• _EXERCISE DESCRIPTION_: Return the material word for word. Do not include the pictures.

• _PROVIDED RECORDS_:
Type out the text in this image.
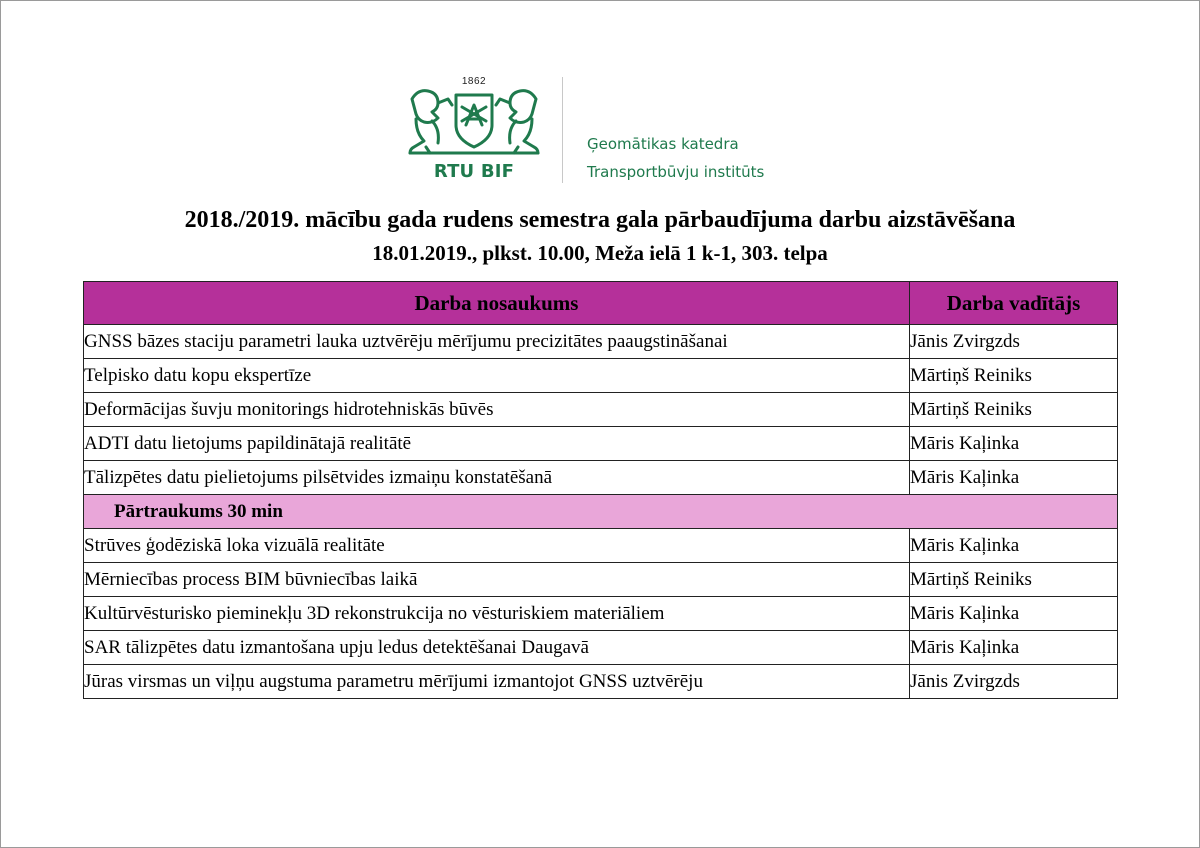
1862
RTU BIF
Ģeomātikas katedra
Transportbūvju institūts
2018./2019. mācību gada rudens semestra gala pārbaudījuma darbu aizstāvēšana
18.01.2019., plkst. 10.00, Meža ielā 1 k-1, 303. telpa
Darba nosaukums	Darba vadītājs
GNSS bāzes staciju parametri lauka uztvērēju mērījumu precizitātes paaugstināšanai	Jānis Zvirgzds
Telpisko datu kopu ekspertīze	Mārtiņš Reiniks
Deformācijas šuvju monitorings hidrotehniskās būvēs	Mārtiņš Reiniks
ADTI datu lietojums papildinātajā realitātē	Māris Kaļinka
Tālizpētes datu pielietojums pilsētvides izmaiņu konstatēšanā	Māris Kaļinka
Pārtraukums 30 min	
Strūves ģodēziskā loka vizuālā realitāte	Māris Kaļinka
Mērniecības process BIM būvniecības laikā	Mārtiņš Reiniks
Kultūrvēsturisko pieminekļu 3D rekonstrukcija no vēsturiskiem materiāliem	Māris Kaļinka
SAR tālizpētes datu izmantošana upju ledus detektēšanai Daugavā	Māris Kaļinka
Jūras virsmas un viļņu augstuma parametru mērījumi izmantojot GNSS uztvērēju	Jānis Zvirgzds
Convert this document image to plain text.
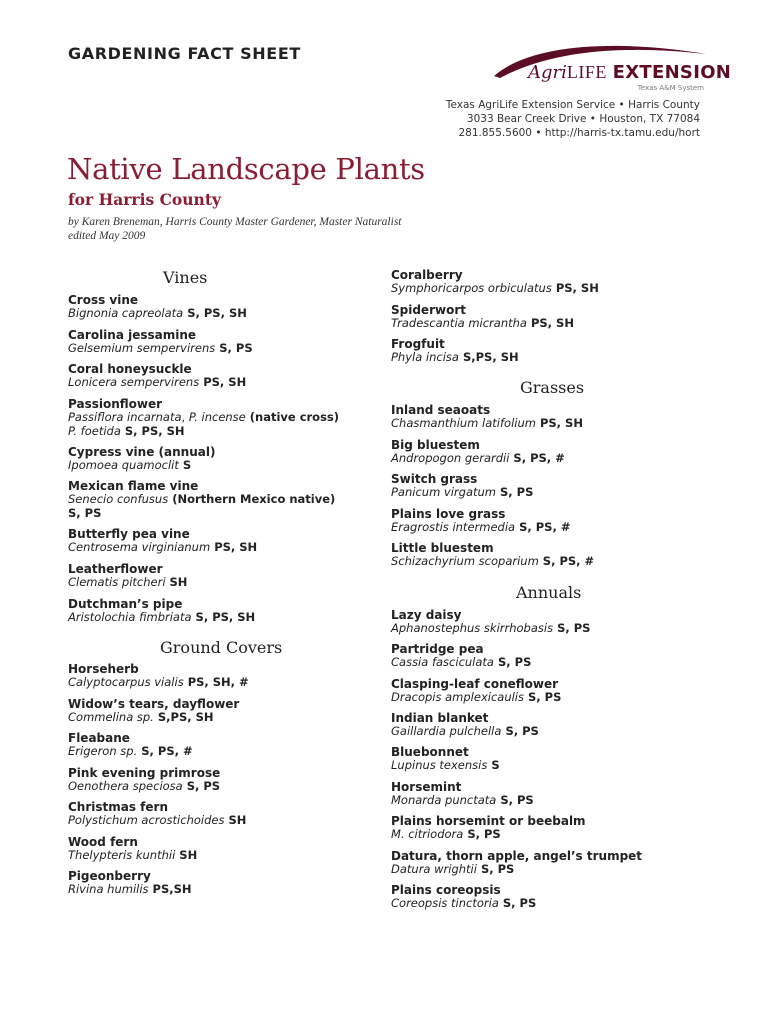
GARDENING FACT SHEET
AgriLIFE EXTENSION
Texas A&M System
Texas AgriLife Extension Service • Harris County
3033 Bear Creek Drive • Houston, TX 77084
281.855.5600 • http://harris-tx.tamu.edu/hort
Native Landscape Plants
for Harris County
by Karen Breneman, Harris County Master Gardener, Master Naturalist
edited May 2009
Vines
Cross vine
Bignonia capreolata S, PS, SH
Carolina jessamine
Gelsemium sempervirens S, PS
Coral honeysuckle
Lonicera sempervirens PS, SH
Passionflower
Passiflora incarnata, P. incense (native cross)
P. foetida S, PS, SH
Cypress vine (annual)
Ipomoea quamoclit S
Mexican flame vine
Senecio confusus (Northern Mexico native)
S, PS
Butterfly pea vine
Centrosema virginianum PS, SH
Leatherflower
Clematis pitcheri SH
Dutchman’s pipe
Aristolochia fimbriata S, PS, SH
Ground Covers
Horseherb
Calyptocarpus vialis PS, SH, #
Widow’s tears, dayflower
Commelina sp. S,PS, SH
Fleabane
Erigeron sp. S, PS, #
Pink evening primrose
Oenothera speciosa S, PS
Christmas fern
Polystichum acrostichoides SH
Wood fern
Thelypteris kunthii SH
Pigeonberry
Rivina humilis PS,SH
Coralberry
Symphoricarpos orbiculatus PS, SH
Spiderwort
Tradescantia micrantha PS, SH
Frogfuit
Phyla incisa S,PS, SH
Grasses
Inland seaoats
Chasmanthium latifolium PS, SH
Big bluestem
Andropogon gerardii S, PS, #
Switch grass
Panicum virgatum S, PS
Plains love grass
Eragrostis intermedia S, PS, #
Little bluestem
Schizachyrium scoparium S, PS, #
Annuals
Lazy daisy
Aphanostephus skirrhobasis S, PS
Partridge pea
Cassia fasciculata S, PS
Clasping-leaf coneflower
Dracopis amplexicaulis S, PS
Indian blanket
Gaillardia pulchella S, PS
Bluebonnet
Lupinus texensis S
Horsemint
Monarda punctata S, PS
Plains horsemint or beebalm
M. citriodora S, PS
Datura, thorn apple, angel’s trumpet
Datura wrightii S, PS
Plains coreopsis
Coreopsis tinctoria S, PS
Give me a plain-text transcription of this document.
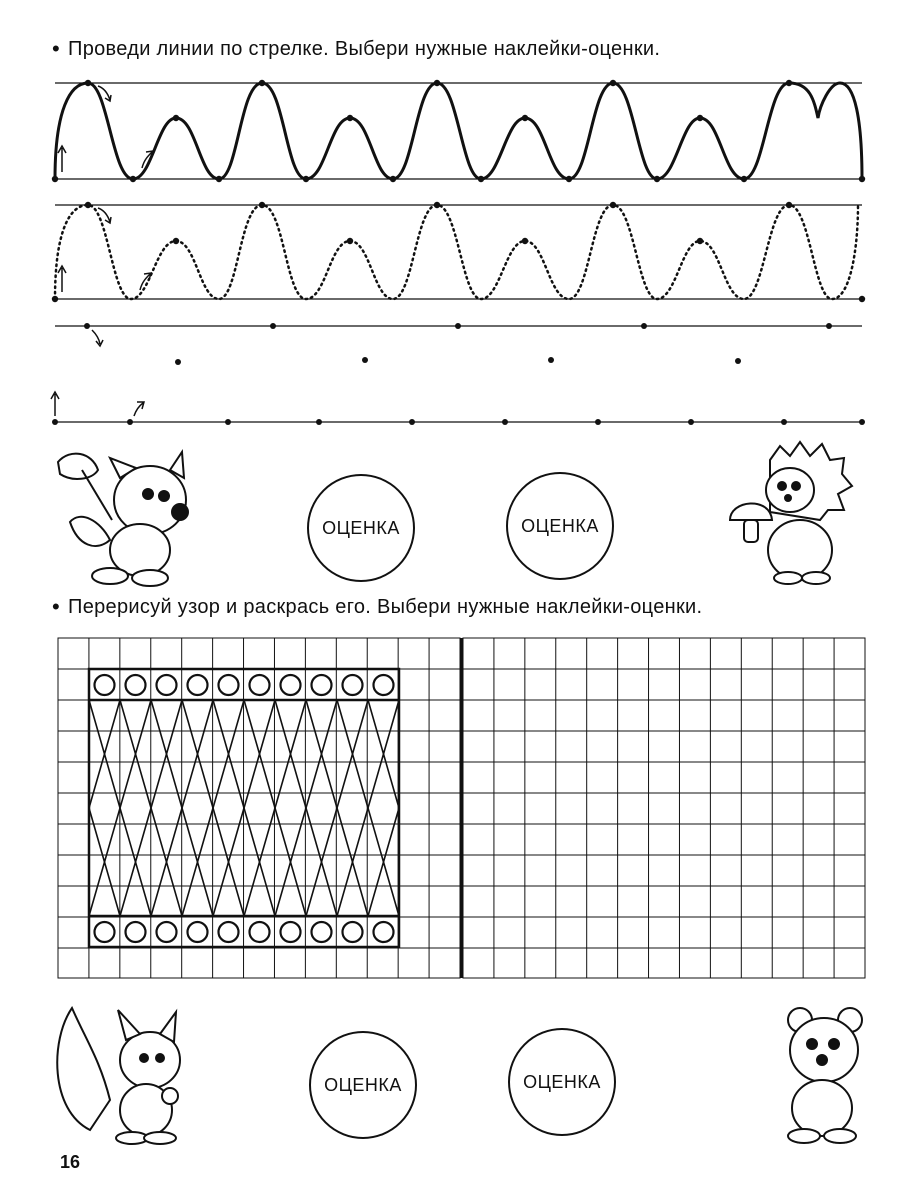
• Проведи линии по стрелке. Выбери нужные наклейки-оценки.
ОЦЕНКА	ОЦЕНКА
• Перерисуй узор и раскрась его. Выбери нужные наклейки-оценки.
ОЦЕНКА	ОЦЕНКА
16
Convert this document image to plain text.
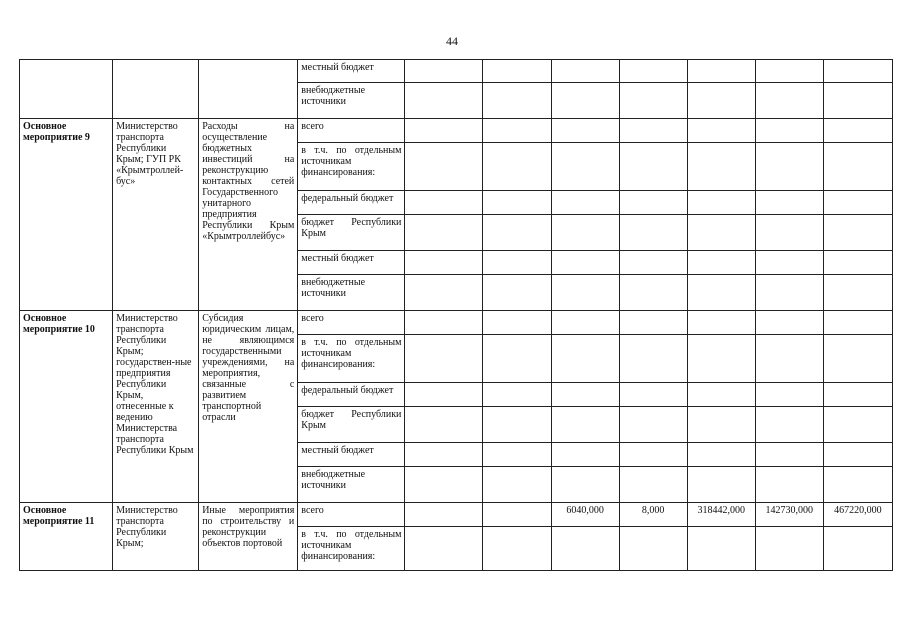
44
			местный бюджет							
			внебюджетные источники							
Основное мероприятие 9	Министерство транспорта Республики Крым; ГУП РК «Крымтроллей-бус»	Расходы на осуществление бюджетных инвестиций на реконструкцию контактных сетей Государственного унитарного предприятия Республики Крым «Крымтроллейбус»	всего							
			в т.ч. по отдельным источникам финансирования:							
			федеральный бюджет							
			бюджет Республики Крым							
			местный бюджет							
			внебюджетные источники							
Основное мероприятие 10	Министерство транспорта Республики Крым; государствен-ные предприятия Республики Крым, отнесенные к ведению Министерства транспорта Республики Крым	Субсидия юридическим лицам, не являющимся государственными учреждениями, на мероприятия, связанные с развитием транспортной отрасли	всего							
			в т.ч. по отдельным источникам финансирования:							
			федеральный бюджет							
			бюджет Республики Крым							
			местный бюджет							
			внебюджетные источники							
Основное мероприятие 11	Министерство транспорта Республики Крым;	Иные мероприятия по строительству и реконструкции объектов портовой	всего			6040,000	8,000	318442,000	142730,000	467220,000
			в т.ч. по отдельным источникам финансирования:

• _RESPONSE TO THE TASK_:
Type out the text in this image.
1862
RTU BIF
Ģeomātikas katedra
Transportbūvju institūts
2018./2019. mācību gada rudens semestra gala pārbaudījuma darbu aizstāvēšana
18.01.2019., plkst. 10.00, Meža ielā 1 k-1, 303. telpa
Darba nosaukums	Darba vadītājs
GNSS bāzes staciju parametri lauka uztvērēju mērījumu precizitātes paaugstināšanai	Jānis Zvirgzds
Telpisko datu kopu ekspertīze	Mārtiņš Reiniks
Deformācijas šuvju monitorings hidrotehniskās būvēs	Mārtiņš Reiniks
ADTI datu lietojums papildinātajā realitātē	Māris Kaļinka
Tālizpētes datu pielietojums pilsētvides izmaiņu konstatēšanā	Māris Kaļinka
Pārtraukums 30 min	
Strūves ģodēziskā loka vizuālā realitāte	Māris Kaļinka
Mērniecības process BIM būvniecības laikā	Mārtiņš Reiniks
Kultūrvēsturisko pieminekļu 3D rekonstrukcija no vēsturiskiem materiāliem	Māris Kaļinka
SAR tālizpētes datu izmantošana upju ledus detektēšanai Daugavā	Māris Kaļinka
Jūras virsmas un viļņu augstuma parametru mērījumi izmantojot GNSS uztvērēju	Jānis Zvirgzds
Convert this document image to plain text.
GARDENING FACT SHEET
AgriLIFE EXTENSION
Texas A&M System
Texas AgriLife Extension Service • Harris County
3033 Bear Creek Drive • Houston, TX 77084
281.855.5600 • http://harris-tx.tamu.edu/hort
Native Landscape Plants
for Harris County
by Karen Breneman, Harris County Master Gardener, Master Naturalist
edited May 2009
Vines
Cross vine
Bignonia capreolata S, PS, SH
Carolina jessamine
Gelsemium sempervirens S, PS
Coral honeysuckle
Lonicera sempervirens PS, SH
Passionflower
Passiflora incarnata, P. incense (native cross)
P. foetida S, PS, SH
Cypress vine (annual)
Ipomoea quamoclit S
Mexican flame vine
Senecio confusus (Northern Mexico native)
S, PS
Butterfly pea vine
Centrosema virginianum PS, SH
Leatherflower
Clematis pitcheri SH
Dutchman’s pipe
Aristolochia fimbriata S, PS, SH
Ground Covers
Horseherb
Calyptocarpus vialis PS, SH, #
Widow’s tears, dayflower
Commelina sp. S,PS, SH
Fleabane
Erigeron sp. S, PS, #
Pink evening primrose
Oenothera speciosa S, PS
Christmas fern
Polystichum acrostichoides SH
Wood fern
Thelypteris kunthii SH
Pigeonberry
Rivina humilis PS,SH
Coralberry
Symphoricarpos orbiculatus PS, SH
Spiderwort
Tradescantia micrantha PS, SH
Frogfuit
Phyla incisa S,PS, SH
Grasses
Inland seaoats
Chasmanthium latifolium PS, SH
Big bluestem
Andropogon gerardii S, PS, #
Switch grass
Panicum virgatum S, PS
Plains love grass
Eragrostis intermedia S, PS, #
Little bluestem
Schizachyrium scoparium S, PS, #
Annuals
Lazy daisy
Aphanostephus skirrhobasis S, PS
Partridge pea
Cassia fasciculata S, PS
Clasping-leaf coneflower
Dracopis amplexicaulis S, PS
Indian blanket
Gaillardia pulchella S, PS
Bluebonnet
Lupinus texensis S
Horsemint
Monarda punctata S, PS
Plains horsemint or beebalm
M. citriodora S, PS
Datura, thorn apple, angel’s trumpet
Datura wrightii S, PS
Plains coreopsis
Coreopsis tinctoria S, PS
Give me a plain-text transcription of this document.
• Проведи линии по стрелке. Выбери нужные наклейки-оценки.
ОЦЕНКА	ОЦЕНКА
• Перерисуй узор и раскрась его. Выбери нужные наклейки-оценки.
ОЦЕНКА	ОЦЕНКА
16
Convert this document image to plain text.
44
			местный бюджет							
			внебюджетные источники							
Основное мероприятие 9	Министерство транспорта Республики Крым; ГУП РК «Крымтроллей-бус»	Расходы на осуществление бюджетных инвестиций на реконструкцию контактных сетей Государственного унитарного предприятия Республики Крым «Крымтроллейбус»	всего							
			в т.ч. по отдельным источникам финансирования:							
			федеральный бюджет							
			бюджет Республики Крым							
			местный бюджет							
			внебюджетные источники							
Основное мероприятие 10	Министерство транспорта Республики Крым; государствен-ные предприятия Республики Крым, отнесенные к ведению Министерства транспорта Республики Крым	Субсидия юридическим лицам, не являющимся государственными учреждениями, на мероприятия, связанные с развитием транспортной отрасли	всего							
			в т.ч. по отдельным источникам финансирования:							
			федеральный бюджет							
			бюджет Республики Крым							
			местный бюджет							
			внебюджетные источники							
Основное мероприятие 11	Министерство транспорта Республики Крым;	Иные мероприятия по строительству и реконструкции объектов портовой	всего			6040,000	8,000	318442,000	142730,000	467220,000
			в т.ч. по отдельным источникам финансирования:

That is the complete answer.